#### [The problem]
Look through the records below, count the lines with the word "막내양이형", and reply with only the number.

#### [Provided information]

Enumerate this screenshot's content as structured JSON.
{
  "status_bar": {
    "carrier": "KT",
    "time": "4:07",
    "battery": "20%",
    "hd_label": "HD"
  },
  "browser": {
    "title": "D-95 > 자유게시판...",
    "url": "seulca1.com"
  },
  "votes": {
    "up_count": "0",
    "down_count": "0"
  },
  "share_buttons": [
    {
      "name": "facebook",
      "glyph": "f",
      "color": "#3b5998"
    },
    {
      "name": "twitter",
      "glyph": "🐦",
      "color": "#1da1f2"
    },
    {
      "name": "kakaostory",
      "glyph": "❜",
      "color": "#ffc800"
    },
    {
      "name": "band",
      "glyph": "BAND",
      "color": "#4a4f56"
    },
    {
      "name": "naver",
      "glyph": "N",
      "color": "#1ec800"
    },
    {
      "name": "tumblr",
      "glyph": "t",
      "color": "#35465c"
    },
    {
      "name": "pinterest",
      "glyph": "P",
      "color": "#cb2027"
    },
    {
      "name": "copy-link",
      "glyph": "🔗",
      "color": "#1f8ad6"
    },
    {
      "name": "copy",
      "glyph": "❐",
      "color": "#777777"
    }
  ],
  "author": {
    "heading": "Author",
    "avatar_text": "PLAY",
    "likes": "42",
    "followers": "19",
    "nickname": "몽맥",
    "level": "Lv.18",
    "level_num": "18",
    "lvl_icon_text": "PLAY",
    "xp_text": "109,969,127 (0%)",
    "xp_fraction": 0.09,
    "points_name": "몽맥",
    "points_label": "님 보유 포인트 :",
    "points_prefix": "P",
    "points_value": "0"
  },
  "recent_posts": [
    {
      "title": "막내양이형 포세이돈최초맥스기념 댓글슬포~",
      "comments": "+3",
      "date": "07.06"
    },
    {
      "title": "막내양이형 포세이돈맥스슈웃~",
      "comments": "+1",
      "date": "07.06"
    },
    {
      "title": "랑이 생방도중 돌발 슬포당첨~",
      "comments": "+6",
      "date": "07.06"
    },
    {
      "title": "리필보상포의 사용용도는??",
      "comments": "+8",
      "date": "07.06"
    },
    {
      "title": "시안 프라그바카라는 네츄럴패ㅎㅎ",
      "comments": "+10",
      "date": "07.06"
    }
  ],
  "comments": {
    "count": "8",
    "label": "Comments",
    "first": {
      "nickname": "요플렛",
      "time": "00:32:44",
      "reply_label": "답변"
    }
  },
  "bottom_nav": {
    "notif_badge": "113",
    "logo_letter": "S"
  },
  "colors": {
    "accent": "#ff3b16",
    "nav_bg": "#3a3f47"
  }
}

#### [Result below]
2